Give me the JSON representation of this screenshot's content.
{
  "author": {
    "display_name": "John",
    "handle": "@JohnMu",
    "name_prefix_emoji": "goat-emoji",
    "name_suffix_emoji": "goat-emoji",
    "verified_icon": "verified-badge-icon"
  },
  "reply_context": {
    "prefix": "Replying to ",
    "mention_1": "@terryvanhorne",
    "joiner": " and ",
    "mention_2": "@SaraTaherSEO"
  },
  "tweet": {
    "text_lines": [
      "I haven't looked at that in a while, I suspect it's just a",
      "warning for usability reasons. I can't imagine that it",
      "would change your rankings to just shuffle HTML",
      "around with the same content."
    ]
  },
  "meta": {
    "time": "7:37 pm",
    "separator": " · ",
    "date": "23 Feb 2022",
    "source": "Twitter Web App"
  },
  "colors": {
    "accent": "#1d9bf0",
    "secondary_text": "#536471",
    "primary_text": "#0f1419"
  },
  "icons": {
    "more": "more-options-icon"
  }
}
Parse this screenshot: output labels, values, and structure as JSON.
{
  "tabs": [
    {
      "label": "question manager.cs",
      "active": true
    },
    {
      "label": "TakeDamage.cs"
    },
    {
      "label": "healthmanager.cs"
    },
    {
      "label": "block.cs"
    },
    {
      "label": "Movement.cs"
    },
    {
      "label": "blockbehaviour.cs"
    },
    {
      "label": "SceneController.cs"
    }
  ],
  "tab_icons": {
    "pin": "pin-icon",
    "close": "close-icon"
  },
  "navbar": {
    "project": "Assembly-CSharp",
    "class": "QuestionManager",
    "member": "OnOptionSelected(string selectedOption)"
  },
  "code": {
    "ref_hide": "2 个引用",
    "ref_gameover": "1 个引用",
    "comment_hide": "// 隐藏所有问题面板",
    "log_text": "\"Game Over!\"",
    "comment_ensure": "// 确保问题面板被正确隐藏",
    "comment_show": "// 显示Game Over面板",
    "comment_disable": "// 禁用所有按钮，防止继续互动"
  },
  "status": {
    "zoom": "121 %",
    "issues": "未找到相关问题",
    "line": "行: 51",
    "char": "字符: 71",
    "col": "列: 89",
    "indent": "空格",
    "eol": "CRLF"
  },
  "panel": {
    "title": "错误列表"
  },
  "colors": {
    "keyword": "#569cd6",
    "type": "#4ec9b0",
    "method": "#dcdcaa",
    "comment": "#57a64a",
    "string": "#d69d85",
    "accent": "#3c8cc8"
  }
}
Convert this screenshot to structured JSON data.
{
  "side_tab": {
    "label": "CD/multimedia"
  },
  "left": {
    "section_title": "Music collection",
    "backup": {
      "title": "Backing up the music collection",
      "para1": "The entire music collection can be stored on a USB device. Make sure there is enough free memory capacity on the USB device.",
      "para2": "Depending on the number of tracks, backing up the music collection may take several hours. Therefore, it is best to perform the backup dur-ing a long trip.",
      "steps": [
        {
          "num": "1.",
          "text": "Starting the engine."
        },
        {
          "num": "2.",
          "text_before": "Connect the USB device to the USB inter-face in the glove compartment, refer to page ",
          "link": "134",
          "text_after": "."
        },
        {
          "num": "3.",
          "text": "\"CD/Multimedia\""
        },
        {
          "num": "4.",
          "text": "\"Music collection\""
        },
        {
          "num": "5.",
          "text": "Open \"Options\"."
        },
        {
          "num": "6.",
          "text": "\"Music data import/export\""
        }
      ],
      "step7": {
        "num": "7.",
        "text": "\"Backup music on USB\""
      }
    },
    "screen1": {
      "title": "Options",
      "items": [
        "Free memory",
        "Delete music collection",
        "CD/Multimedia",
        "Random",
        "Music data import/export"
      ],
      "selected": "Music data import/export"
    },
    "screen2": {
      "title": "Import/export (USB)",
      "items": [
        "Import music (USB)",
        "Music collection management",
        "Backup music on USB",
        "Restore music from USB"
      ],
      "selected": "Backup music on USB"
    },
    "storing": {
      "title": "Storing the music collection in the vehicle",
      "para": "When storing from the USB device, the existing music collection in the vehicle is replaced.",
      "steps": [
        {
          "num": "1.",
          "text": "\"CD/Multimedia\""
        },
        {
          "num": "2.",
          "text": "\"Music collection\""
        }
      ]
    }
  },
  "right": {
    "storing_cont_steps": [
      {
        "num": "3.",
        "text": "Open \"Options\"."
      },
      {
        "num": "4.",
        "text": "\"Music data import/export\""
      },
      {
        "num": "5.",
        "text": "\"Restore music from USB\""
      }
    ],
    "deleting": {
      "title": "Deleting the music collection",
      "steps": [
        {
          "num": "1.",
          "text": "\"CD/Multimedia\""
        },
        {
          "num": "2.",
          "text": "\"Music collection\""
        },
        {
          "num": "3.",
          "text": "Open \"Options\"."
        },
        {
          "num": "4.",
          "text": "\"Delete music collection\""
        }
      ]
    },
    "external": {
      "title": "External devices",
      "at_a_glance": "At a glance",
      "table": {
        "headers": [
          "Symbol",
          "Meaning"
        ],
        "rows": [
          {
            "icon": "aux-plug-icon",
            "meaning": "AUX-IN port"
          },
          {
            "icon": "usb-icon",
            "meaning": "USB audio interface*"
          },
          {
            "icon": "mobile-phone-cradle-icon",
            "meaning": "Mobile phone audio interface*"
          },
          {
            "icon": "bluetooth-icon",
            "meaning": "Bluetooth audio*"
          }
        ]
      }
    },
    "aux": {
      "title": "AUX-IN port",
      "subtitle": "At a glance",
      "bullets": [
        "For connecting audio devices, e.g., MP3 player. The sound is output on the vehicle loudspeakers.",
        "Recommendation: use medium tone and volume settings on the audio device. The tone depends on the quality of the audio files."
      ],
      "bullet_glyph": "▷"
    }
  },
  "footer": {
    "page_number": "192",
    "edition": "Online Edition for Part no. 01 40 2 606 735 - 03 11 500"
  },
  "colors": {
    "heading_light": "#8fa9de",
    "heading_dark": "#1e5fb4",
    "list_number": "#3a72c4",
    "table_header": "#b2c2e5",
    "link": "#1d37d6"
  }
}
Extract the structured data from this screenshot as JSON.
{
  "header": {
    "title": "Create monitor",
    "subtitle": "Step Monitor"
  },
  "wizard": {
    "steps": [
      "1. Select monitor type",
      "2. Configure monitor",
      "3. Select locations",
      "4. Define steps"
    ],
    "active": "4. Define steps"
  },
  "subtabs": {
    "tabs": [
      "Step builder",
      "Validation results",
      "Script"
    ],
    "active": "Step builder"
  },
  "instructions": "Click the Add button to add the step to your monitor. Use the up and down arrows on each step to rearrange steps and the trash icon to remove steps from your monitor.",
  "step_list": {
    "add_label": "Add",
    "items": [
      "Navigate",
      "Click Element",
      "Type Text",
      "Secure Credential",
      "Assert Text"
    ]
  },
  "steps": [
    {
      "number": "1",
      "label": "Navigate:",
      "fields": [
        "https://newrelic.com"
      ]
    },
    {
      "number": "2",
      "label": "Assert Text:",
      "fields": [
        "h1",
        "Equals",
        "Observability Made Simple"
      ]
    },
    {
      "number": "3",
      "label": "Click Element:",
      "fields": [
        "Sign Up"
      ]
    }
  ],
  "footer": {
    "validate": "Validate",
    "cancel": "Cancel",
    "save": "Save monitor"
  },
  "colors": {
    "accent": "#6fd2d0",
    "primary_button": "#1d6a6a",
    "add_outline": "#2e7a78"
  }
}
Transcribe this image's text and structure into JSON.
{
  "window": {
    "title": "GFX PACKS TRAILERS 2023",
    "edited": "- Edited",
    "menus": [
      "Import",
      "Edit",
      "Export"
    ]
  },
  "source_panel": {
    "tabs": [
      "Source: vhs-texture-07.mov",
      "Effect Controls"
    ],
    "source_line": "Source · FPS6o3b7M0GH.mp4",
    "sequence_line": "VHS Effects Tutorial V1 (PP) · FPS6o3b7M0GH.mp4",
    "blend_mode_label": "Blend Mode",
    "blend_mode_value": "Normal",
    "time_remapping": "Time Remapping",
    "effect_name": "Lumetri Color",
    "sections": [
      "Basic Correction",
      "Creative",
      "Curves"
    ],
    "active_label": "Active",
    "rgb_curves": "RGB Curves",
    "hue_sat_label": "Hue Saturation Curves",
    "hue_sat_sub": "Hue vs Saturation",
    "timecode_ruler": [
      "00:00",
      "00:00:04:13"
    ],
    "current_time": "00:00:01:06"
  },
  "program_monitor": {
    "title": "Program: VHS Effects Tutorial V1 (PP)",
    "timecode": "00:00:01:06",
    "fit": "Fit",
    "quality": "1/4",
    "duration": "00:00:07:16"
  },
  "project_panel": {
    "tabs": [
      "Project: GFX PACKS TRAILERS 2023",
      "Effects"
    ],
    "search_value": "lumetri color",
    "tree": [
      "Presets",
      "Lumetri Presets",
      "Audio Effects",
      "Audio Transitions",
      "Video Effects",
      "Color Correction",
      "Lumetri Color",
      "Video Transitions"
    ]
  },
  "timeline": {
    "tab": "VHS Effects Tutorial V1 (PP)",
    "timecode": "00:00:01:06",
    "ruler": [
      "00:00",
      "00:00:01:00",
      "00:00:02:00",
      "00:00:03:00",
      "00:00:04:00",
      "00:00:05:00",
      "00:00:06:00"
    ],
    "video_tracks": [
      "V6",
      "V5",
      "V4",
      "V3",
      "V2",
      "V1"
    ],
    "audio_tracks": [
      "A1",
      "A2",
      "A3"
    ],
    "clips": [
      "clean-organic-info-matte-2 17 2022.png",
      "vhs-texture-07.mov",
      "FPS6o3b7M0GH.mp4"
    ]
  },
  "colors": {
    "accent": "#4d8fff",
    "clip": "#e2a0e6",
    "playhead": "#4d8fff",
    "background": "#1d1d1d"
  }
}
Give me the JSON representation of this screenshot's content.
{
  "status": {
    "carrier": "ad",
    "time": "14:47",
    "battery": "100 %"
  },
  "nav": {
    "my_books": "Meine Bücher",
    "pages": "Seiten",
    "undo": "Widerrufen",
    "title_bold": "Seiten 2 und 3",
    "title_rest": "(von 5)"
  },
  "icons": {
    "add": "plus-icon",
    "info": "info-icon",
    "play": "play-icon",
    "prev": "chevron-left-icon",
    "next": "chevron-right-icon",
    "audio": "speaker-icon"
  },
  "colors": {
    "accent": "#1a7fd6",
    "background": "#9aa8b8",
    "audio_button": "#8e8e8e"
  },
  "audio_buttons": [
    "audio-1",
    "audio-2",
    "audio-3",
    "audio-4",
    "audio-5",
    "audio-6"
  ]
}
......
→ CHALLENGE
Scan the data above; copy every line where "Saturation" appears.

→ ANSWER TO THIS EXERCISE
    "hue_sat_label": "Hue Saturation Curves",
    "hue_sat_sub": "Hue vs Saturation",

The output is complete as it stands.